* Task prompt
Please retype the data in full and exactly; the pictures are not part of the copy.

Records contained in a dataset
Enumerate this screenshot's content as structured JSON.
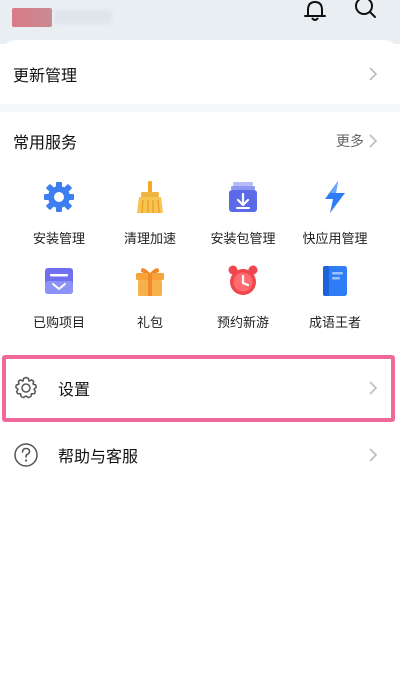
{
  "update": {
    "label": "更新管理"
  },
  "services": {
    "title": "常用服务",
    "more": "更多",
    "items": [
      {
        "label": "安装管理",
        "icon": "gear-icon"
      },
      {
        "label": "清理加速",
        "icon": "broom-icon"
      },
      {
        "label": "安装包管理",
        "icon": "package-icon"
      },
      {
        "label": "快应用管理",
        "icon": "lightning-icon"
      },
      {
        "label": "已购项目",
        "icon": "purchased-tray-icon"
      },
      {
        "label": "礼包",
        "icon": "gift-icon"
      },
      {
        "label": "预约新游",
        "icon": "alarm-clock-icon"
      },
      {
        "label": "成语王者",
        "icon": "book-icon"
      }
    ]
  },
  "menu": {
    "settings": "设置",
    "help": "帮助与客服"
  },
  "colors": {
    "highlight": "#ef6a9a",
    "accent_blue": "#3d7ff0",
    "accent_orange": "#f5a623",
    "accent_red": "#f0474f"
  }
}
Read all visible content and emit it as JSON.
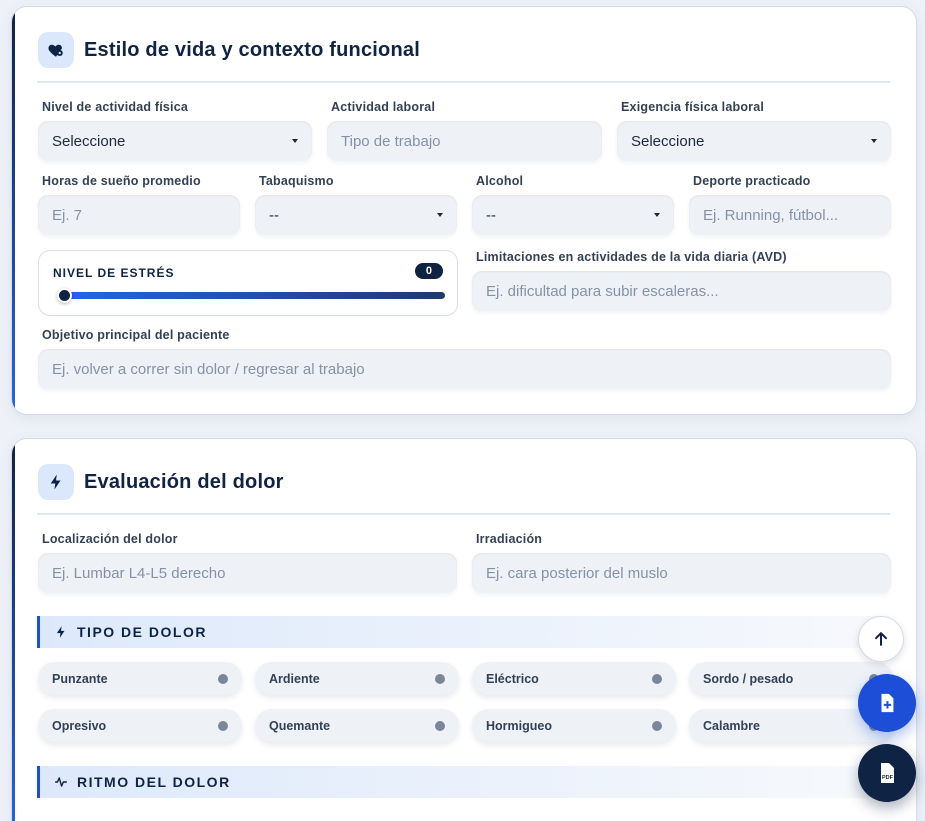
{
  "lifestyle": {
    "title": "Estilo de vida y contexto funcional",
    "icon": "heart-gear-icon",
    "activity_level": {
      "label": "Nivel de actividad física",
      "value": "Seleccione"
    },
    "work_activity": {
      "label": "Actividad laboral",
      "placeholder": "Tipo de trabajo"
    },
    "work_demand": {
      "label": "Exigencia física laboral",
      "value": "Seleccione"
    },
    "sleep_hours": {
      "label": "Horas de sueño promedio",
      "placeholder": "Ej. 7"
    },
    "smoking": {
      "label": "Tabaquismo",
      "value": "--"
    },
    "alcohol": {
      "label": "Alcohol",
      "value": "--"
    },
    "sport": {
      "label": "Deporte practicado",
      "placeholder": "Ej. Running, fútbol..."
    },
    "stress": {
      "label": "NIVEL DE ESTRÉS",
      "value": "0"
    },
    "avd_limitations": {
      "label": "Limitaciones en actividades de la vida diaria (AVD)",
      "placeholder": "Ej. dificultad para subir escaleras..."
    },
    "main_goal": {
      "label": "Objetivo principal del paciente",
      "placeholder": "Ej. volver a correr sin dolor / regresar al trabajo"
    }
  },
  "pain": {
    "title": "Evaluación del dolor",
    "icon": "bolt-icon",
    "location": {
      "label": "Localización del dolor",
      "placeholder": "Ej. Lumbar L4-L5 derecho"
    },
    "irradiation": {
      "label": "Irradiación",
      "placeholder": "Ej. cara posterior del muslo"
    },
    "type_section": "TIPO DE DOLOR",
    "types": [
      "Punzante",
      "Ardiente",
      "Eléctrico",
      "Sordo / pesado",
      "Opresivo",
      "Quemante",
      "Hormigueo",
      "Calambre"
    ],
    "rhythm_section": "RITMO DEL DOLOR"
  },
  "fabs": {
    "scroll_top": "arrow-up-icon",
    "add_document": "file-plus-icon",
    "pdf": "PDF"
  },
  "colors": {
    "navy": "#0f2344",
    "accent": "#1d4ed8",
    "field_bg": "#eef2f7"
  }
}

* Output of the task
Enumerate this screenshot's content as structured JSON.
{
  "update": {
    "label": "更新管理"
  },
  "services": {
    "title": "常用服务",
    "more": "更多",
    "items": [
      {
        "label": "安装管理",
        "icon": "gear-icon"
      },
      {
        "label": "清理加速",
        "icon": "broom-icon"
      },
      {
        "label": "安装包管理",
        "icon": "package-icon"
      },
      {
        "label": "快应用管理",
        "icon": "lightning-icon"
      },
      {
        "label": "已购项目",
        "icon": "purchased-tray-icon"
      },
      {
        "label": "礼包",
        "icon": "gift-icon"
      },
      {
        "label": "预约新游",
        "icon": "alarm-clock-icon"
      },
      {
        "label": "成语王者",
        "icon": "book-icon"
      }
    ]
  },
  "menu": {
    "settings": "设置",
    "help": "帮助与客服"
  },
  "colors": {
    "highlight": "#ef6a9a",
    "accent_blue": "#3d7ff0",
    "accent_orange": "#f5a623",
    "accent_red": "#f0474f"
  }
}
Read all visible content and emit it as JSON.
{
  "lifestyle": {
    "title": "Estilo de vida y contexto funcional",
    "icon": "heart-gear-icon",
    "activity_level": {
      "label": "Nivel de actividad física",
      "value": "Seleccione"
    },
    "work_activity": {
      "label": "Actividad laboral",
      "placeholder": "Tipo de trabajo"
    },
    "work_demand": {
      "label": "Exigencia física laboral",
      "value": "Seleccione"
    },
    "sleep_hours": {
      "label": "Horas de sueño promedio",
      "placeholder": "Ej. 7"
    },
    "smoking": {
      "label": "Tabaquismo",
      "value": "--"
    },
    "alcohol": {
      "label": "Alcohol",
      "value": "--"
    },
    "sport": {
      "label": "Deporte practicado",
      "placeholder": "Ej. Running, fútbol..."
    },
    "stress": {
      "label": "NIVEL DE ESTRÉS",
      "value": "0"
    },
    "avd_limitations": {
      "label": "Limitaciones en actividades de la vida diaria (AVD)",
      "placeholder": "Ej. dificultad para subir escaleras..."
    },
    "main_goal": {
      "label": "Objetivo principal del paciente",
      "placeholder": "Ej. volver a correr sin dolor / regresar al trabajo"
    }
  },
  "pain": {
    "title": "Evaluación del dolor",
    "icon": "bolt-icon",
    "location": {
      "label": "Localización del dolor",
      "placeholder": "Ej. Lumbar L4-L5 derecho"
    },
    "irradiation": {
      "label": "Irradiación",
      "placeholder": "Ej. cara posterior del muslo"
    },
    "type_section": "TIPO DE DOLOR",
    "types": [
      "Punzante",
      "Ardiente",
      "Eléctrico",
      "Sordo / pesado",
      "Opresivo",
      "Quemante",
      "Hormigueo",
      "Calambre"
    ],
    "rhythm_section": "RITMO DEL DOLOR"
  },
  "fabs": {
    "scroll_top": "arrow-up-icon",
    "add_document": "file-plus-icon",
    "pdf": "PDF"
  },
  "colors": {
    "navy": "#0f2344",
    "accent": "#1d4ed8",
    "field_bg": "#eef2f7"
  }
}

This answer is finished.